• WORK INSTRUCTIONS: Everything in the listing except the pictures should be written out exactly.

• RECORD SET:
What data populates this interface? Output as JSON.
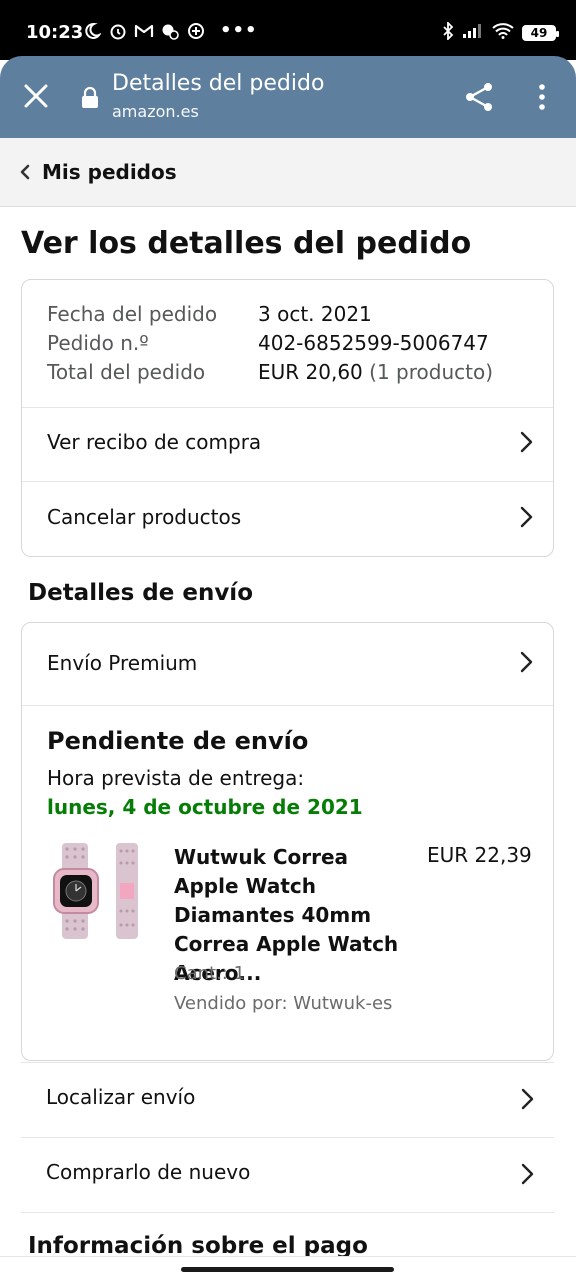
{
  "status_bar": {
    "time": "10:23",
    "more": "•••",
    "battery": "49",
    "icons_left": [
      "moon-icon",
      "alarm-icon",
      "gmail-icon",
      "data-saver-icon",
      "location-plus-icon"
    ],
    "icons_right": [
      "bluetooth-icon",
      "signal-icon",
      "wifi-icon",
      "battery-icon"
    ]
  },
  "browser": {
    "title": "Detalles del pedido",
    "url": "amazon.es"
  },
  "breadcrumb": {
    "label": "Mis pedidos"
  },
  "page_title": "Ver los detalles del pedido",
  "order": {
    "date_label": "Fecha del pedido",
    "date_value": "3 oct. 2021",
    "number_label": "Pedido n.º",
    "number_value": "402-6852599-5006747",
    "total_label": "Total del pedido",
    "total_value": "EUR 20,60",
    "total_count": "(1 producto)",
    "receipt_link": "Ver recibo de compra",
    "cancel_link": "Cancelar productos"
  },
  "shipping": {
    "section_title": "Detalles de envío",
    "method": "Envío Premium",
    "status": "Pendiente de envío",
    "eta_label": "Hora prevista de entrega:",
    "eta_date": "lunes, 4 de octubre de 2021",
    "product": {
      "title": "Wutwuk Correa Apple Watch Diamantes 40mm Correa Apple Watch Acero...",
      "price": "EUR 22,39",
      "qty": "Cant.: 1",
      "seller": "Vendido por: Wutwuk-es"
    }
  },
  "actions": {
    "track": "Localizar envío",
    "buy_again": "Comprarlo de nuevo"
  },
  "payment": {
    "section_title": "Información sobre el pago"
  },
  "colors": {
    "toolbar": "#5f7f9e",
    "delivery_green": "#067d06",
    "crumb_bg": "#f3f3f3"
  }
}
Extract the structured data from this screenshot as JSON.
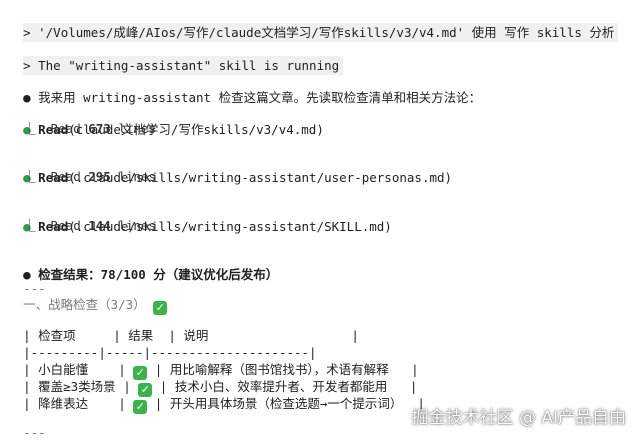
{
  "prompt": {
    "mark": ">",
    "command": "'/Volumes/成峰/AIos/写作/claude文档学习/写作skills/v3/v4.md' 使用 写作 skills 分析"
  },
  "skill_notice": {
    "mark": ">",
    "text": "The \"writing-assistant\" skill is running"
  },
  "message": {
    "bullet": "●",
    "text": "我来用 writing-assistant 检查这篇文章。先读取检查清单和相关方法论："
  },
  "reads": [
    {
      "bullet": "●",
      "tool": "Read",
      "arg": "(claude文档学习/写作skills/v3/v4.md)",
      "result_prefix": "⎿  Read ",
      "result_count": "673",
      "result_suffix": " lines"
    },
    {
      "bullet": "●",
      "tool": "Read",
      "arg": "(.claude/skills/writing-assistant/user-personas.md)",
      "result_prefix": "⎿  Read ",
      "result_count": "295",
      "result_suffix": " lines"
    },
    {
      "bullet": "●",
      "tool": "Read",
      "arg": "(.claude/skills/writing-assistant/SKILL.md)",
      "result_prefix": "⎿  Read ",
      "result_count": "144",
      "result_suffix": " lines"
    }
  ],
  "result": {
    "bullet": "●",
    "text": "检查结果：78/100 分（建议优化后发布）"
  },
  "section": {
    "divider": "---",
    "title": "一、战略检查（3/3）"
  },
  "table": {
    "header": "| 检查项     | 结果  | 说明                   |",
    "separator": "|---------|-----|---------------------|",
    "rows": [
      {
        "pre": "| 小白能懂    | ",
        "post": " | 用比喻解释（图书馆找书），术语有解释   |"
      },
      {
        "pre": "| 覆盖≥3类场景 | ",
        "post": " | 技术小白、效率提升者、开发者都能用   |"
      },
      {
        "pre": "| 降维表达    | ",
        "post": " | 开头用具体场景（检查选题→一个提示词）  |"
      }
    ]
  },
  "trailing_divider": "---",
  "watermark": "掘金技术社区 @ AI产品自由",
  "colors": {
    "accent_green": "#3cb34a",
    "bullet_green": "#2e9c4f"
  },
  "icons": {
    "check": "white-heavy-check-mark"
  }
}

• RESULT:
What data populates this interface? Output as JSON.
{
  "status_bar": {
    "time": "10:23",
    "more": "•••",
    "battery": "49",
    "icons_left": [
      "moon-icon",
      "alarm-icon",
      "gmail-icon",
      "data-saver-icon",
      "location-plus-icon"
    ],
    "icons_right": [
      "bluetooth-icon",
      "signal-icon",
      "wifi-icon",
      "battery-icon"
    ]
  },
  "browser": {
    "title": "Detalles del pedido",
    "url": "amazon.es"
  },
  "breadcrumb": {
    "label": "Mis pedidos"
  },
  "page_title": "Ver los detalles del pedido",
  "order": {
    "date_label": "Fecha del pedido",
    "date_value": "3 oct. 2021",
    "number_label": "Pedido n.º",
    "number_value": "402-6852599-5006747",
    "total_label": "Total del pedido",
    "total_value": "EUR 20,60",
    "total_count": "(1 producto)",
    "receipt_link": "Ver recibo de compra",
    "cancel_link": "Cancelar productos"
  },
  "shipping": {
    "section_title": "Detalles de envío",
    "method": "Envío Premium",
    "status": "Pendiente de envío",
    "eta_label": "Hora prevista de entrega:",
    "eta_date": "lunes, 4 de octubre de 2021",
    "product": {
      "title": "Wutwuk Correa Apple Watch Diamantes 40mm Correa Apple Watch Acero...",
      "price": "EUR 22,39",
      "qty": "Cant.: 1",
      "seller": "Vendido por: Wutwuk-es"
    }
  },
  "actions": {
    "track": "Localizar envío",
    "buy_again": "Comprarlo de nuevo"
  },
  "payment": {
    "section_title": "Información sobre el pago"
  },
  "colors": {
    "toolbar": "#5f7f9e",
    "delivery_green": "#067d06",
    "crumb_bg": "#f3f3f3"
  }
}
Extract the structured data from this screenshot as JSON.
{
  "prompt": {
    "mark": ">",
    "command": "'/Volumes/成峰/AIos/写作/claude文档学习/写作skills/v3/v4.md' 使用 写作 skills 分析"
  },
  "skill_notice": {
    "mark": ">",
    "text": "The \"writing-assistant\" skill is running"
  },
  "message": {
    "bullet": "●",
    "text": "我来用 writing-assistant 检查这篇文章。先读取检查清单和相关方法论："
  },
  "reads": [
    {
      "bullet": "●",
      "tool": "Read",
      "arg": "(claude文档学习/写作skills/v3/v4.md)",
      "result_prefix": "⎿  Read ",
      "result_count": "673",
      "result_suffix": " lines"
    },
    {
      "bullet": "●",
      "tool": "Read",
      "arg": "(.claude/skills/writing-assistant/user-personas.md)",
      "result_prefix": "⎿  Read ",
      "result_count": "295",
      "result_suffix": " lines"
    },
    {
      "bullet": "●",
      "tool": "Read",
      "arg": "(.claude/skills/writing-assistant/SKILL.md)",
      "result_prefix": "⎿  Read ",
      "result_count": "144",
      "result_suffix": " lines"
    }
  ],
  "result": {
    "bullet": "●",
    "text": "检查结果：78/100 分（建议优化后发布）"
  },
  "section": {
    "divider": "---",
    "title": "一、战略检查（3/3）"
  },
  "table": {
    "header": "| 检查项     | 结果  | 说明                   |",
    "separator": "|---------|-----|---------------------|",
    "rows": [
      {
        "pre": "| 小白能懂    | ",
        "post": " | 用比喻解释（图书馆找书），术语有解释   |"
      },
      {
        "pre": "| 覆盖≥3类场景 | ",
        "post": " | 技术小白、效率提升者、开发者都能用   |"
      },
      {
        "pre": "| 降维表达    | ",
        "post": " | 开头用具体场景（检查选题→一个提示词）  |"
      }
    ]
  },
  "trailing_divider": "---",
  "watermark": "掘金技术社区 @ AI产品自由",
  "colors": {
    "accent_green": "#3cb34a",
    "bullet_green": "#2e9c4f"
  },
  "icons": {
    "check": "white-heavy-check-mark"
  }
}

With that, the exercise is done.